#### [Instructions to follow]
All of the data must be printed exactly; please include every line.

—————

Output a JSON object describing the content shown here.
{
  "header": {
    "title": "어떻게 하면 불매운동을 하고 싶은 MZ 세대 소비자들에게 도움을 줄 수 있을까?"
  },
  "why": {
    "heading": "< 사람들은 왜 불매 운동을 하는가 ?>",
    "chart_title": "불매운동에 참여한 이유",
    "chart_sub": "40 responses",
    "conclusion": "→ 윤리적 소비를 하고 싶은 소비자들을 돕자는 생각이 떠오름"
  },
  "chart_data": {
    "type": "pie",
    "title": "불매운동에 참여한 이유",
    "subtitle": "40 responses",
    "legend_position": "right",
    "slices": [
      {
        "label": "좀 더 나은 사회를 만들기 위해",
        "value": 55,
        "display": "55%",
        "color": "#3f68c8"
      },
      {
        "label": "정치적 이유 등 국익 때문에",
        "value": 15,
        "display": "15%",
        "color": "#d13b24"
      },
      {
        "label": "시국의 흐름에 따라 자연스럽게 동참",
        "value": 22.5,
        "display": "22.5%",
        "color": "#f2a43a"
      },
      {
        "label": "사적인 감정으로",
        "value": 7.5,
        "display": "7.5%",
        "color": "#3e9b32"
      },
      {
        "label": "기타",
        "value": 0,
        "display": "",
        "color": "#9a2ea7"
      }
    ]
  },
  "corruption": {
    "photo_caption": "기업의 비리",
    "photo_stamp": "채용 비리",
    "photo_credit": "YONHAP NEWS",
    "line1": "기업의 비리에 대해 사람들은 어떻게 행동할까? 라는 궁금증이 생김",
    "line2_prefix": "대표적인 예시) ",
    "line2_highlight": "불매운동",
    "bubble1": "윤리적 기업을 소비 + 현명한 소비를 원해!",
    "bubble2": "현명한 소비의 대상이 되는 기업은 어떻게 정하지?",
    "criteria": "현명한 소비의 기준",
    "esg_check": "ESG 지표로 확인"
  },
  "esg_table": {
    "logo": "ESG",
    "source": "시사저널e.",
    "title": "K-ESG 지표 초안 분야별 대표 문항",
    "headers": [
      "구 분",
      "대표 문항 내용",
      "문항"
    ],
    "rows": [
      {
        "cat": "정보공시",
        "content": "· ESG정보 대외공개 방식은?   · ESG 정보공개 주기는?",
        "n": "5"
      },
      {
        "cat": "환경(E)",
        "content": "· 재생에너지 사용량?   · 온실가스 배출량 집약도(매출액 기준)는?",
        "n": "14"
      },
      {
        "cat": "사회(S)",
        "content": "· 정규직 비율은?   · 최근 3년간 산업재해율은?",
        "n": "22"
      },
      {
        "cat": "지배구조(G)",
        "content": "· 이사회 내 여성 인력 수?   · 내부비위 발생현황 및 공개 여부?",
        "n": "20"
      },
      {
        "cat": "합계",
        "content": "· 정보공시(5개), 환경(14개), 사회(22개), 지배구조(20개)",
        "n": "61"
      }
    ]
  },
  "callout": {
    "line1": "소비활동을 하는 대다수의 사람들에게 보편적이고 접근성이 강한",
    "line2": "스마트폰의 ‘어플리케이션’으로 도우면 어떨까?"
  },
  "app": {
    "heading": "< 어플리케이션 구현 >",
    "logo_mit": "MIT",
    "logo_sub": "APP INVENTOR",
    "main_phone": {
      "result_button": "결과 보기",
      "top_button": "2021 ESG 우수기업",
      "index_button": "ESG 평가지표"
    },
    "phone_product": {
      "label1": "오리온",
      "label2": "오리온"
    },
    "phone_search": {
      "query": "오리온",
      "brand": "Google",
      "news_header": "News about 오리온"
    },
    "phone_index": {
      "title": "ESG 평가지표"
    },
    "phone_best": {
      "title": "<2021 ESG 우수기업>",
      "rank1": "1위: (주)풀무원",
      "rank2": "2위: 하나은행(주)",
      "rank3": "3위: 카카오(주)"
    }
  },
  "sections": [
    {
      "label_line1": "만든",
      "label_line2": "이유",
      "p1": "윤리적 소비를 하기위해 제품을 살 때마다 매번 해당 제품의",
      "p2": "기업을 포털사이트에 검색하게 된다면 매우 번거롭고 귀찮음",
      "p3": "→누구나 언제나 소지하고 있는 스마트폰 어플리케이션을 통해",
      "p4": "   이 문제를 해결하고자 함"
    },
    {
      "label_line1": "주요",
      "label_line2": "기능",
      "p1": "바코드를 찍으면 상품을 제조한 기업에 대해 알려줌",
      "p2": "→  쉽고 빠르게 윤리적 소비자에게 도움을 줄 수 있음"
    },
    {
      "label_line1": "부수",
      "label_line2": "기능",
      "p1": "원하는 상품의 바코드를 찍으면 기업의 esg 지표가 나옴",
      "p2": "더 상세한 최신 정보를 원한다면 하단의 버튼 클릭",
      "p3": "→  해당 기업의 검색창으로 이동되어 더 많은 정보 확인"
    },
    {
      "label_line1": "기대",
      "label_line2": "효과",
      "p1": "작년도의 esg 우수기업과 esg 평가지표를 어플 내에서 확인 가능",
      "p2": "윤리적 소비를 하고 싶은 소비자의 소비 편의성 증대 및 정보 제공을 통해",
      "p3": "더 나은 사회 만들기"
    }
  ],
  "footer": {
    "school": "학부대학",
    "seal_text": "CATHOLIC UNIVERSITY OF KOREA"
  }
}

—————

#### [The solution]
Output a JSON object describing the content shown here.
{
  "header": {
    "title": "어떻게 하면 불매운동을 하고 싶은 MZ 세대 소비자들에게 도움을 줄 수 있을까?"
  },
  "why": {
    "heading": "< 사람들은 왜 불매 운동을 하는가 ?>",
    "chart_title": "불매운동에 참여한 이유",
    "chart_sub": "40 responses",
    "conclusion": "→ 윤리적 소비를 하고 싶은 소비자들을 돕자는 생각이 떠오름"
  },
  "chart_data": {
    "type": "pie",
    "title": "불매운동에 참여한 이유",
    "subtitle": "40 responses",
    "legend_position": "right",
    "slices": [
      {
        "label": "좀 더 나은 사회를 만들기 위해",
        "value": 55,
        "display": "55%",
        "color": "#3f68c8"
      },
      {
        "label": "정치적 이유 등 국익 때문에",
        "value": 15,
        "display": "15%",
        "color": "#d13b24"
      },
      {
        "label": "시국의 흐름에 따라 자연스럽게 동참",
        "value": 22.5,
        "display": "22.5%",
        "color": "#f2a43a"
      },
      {
        "label": "사적인 감정으로",
        "value": 7.5,
        "display": "7.5%",
        "color": "#3e9b32"
      },
      {
        "label": "기타",
        "value": 0,
        "display": "",
        "color": "#9a2ea7"
      }
    ]
  },
  "corruption": {
    "photo_caption": "기업의 비리",
    "photo_stamp": "채용 비리",
    "photo_credit": "YONHAP NEWS",
    "line1": "기업의 비리에 대해 사람들은 어떻게 행동할까? 라는 궁금증이 생김",
    "line2_prefix": "대표적인 예시) ",
    "line2_highlight": "불매운동",
    "bubble1": "윤리적 기업을 소비 + 현명한 소비를 원해!",
    "bubble2": "현명한 소비의 대상이 되는 기업은 어떻게 정하지?",
    "criteria": "현명한 소비의 기준",
    "esg_check": "ESG 지표로 확인"
  },
  "esg_table": {
    "logo": "ESG",
    "source": "시사저널e.",
    "title": "K-ESG 지표 초안 분야별 대표 문항",
    "headers": [
      "구 분",
      "대표 문항 내용",
      "문항"
    ],
    "rows": [
      {
        "cat": "정보공시",
        "content": "· ESG정보 대외공개 방식은?   · ESG 정보공개 주기는?",
        "n": "5"
      },
      {
        "cat": "환경(E)",
        "content": "· 재생에너지 사용량?   · 온실가스 배출량 집약도(매출액 기준)는?",
        "n": "14"
      },
      {
        "cat": "사회(S)",
        "content": "· 정규직 비율은?   · 최근 3년간 산업재해율은?",
        "n": "22"
      },
      {
        "cat": "지배구조(G)",
        "content": "· 이사회 내 여성 인력 수?   · 내부비위 발생현황 및 공개 여부?",
        "n": "20"
      },
      {
        "cat": "합계",
        "content": "· 정보공시(5개), 환경(14개), 사회(22개), 지배구조(20개)",
        "n": "61"
      }
    ]
  },
  "callout": {
    "line1": "소비활동을 하는 대다수의 사람들에게 보편적이고 접근성이 강한",
    "line2": "스마트폰의 ‘어플리케이션’으로 도우면 어떨까?"
  },
  "app": {
    "heading": "< 어플리케이션 구현 >",
    "logo_mit": "MIT",
    "logo_sub": "APP INVENTOR",
    "main_phone": {
      "result_button": "결과 보기",
      "top_button": "2021 ESG 우수기업",
      "index_button": "ESG 평가지표"
    },
    "phone_product": {
      "label1": "오리온",
      "label2": "오리온"
    },
    "phone_search": {
      "query": "오리온",
      "brand": "Google",
      "news_header": "News about 오리온"
    },
    "phone_index": {
      "title": "ESG 평가지표"
    },
    "phone_best": {
      "title": "<2021 ESG 우수기업>",
      "rank1": "1위: (주)풀무원",
      "rank2": "2위: 하나은행(주)",
      "rank3": "3위: 카카오(주)"
    }
  },
  "sections": [
    {
      "label_line1": "만든",
      "label_line2": "이유",
      "p1": "윤리적 소비를 하기위해 제품을 살 때마다 매번 해당 제품의",
      "p2": "기업을 포털사이트에 검색하게 된다면 매우 번거롭고 귀찮음",
      "p3": "→누구나 언제나 소지하고 있는 스마트폰 어플리케이션을 통해",
      "p4": "   이 문제를 해결하고자 함"
    },
    {
      "label_line1": "주요",
      "label_line2": "기능",
      "p1": "바코드를 찍으면 상품을 제조한 기업에 대해 알려줌",
      "p2": "→  쉽고 빠르게 윤리적 소비자에게 도움을 줄 수 있음"
    },
    {
      "label_line1": "부수",
      "label_line2": "기능",
      "p1": "원하는 상품의 바코드를 찍으면 기업의 esg 지표가 나옴",
      "p2": "더 상세한 최신 정보를 원한다면 하단의 버튼 클릭",
      "p3": "→  해당 기업의 검색창으로 이동되어 더 많은 정보 확인"
    },
    {
      "label_line1": "기대",
      "label_line2": "효과",
      "p1": "작년도의 esg 우수기업과 esg 평가지표를 어플 내에서 확인 가능",
      "p2": "윤리적 소비를 하고 싶은 소비자의 소비 편의성 증대 및 정보 제공을 통해",
      "p3": "더 나은 사회 만들기"
    }
  ],
  "footer": {
    "school": "학부대학",
    "seal_text": "CATHOLIC UNIVERSITY OF KOREA"
  }
}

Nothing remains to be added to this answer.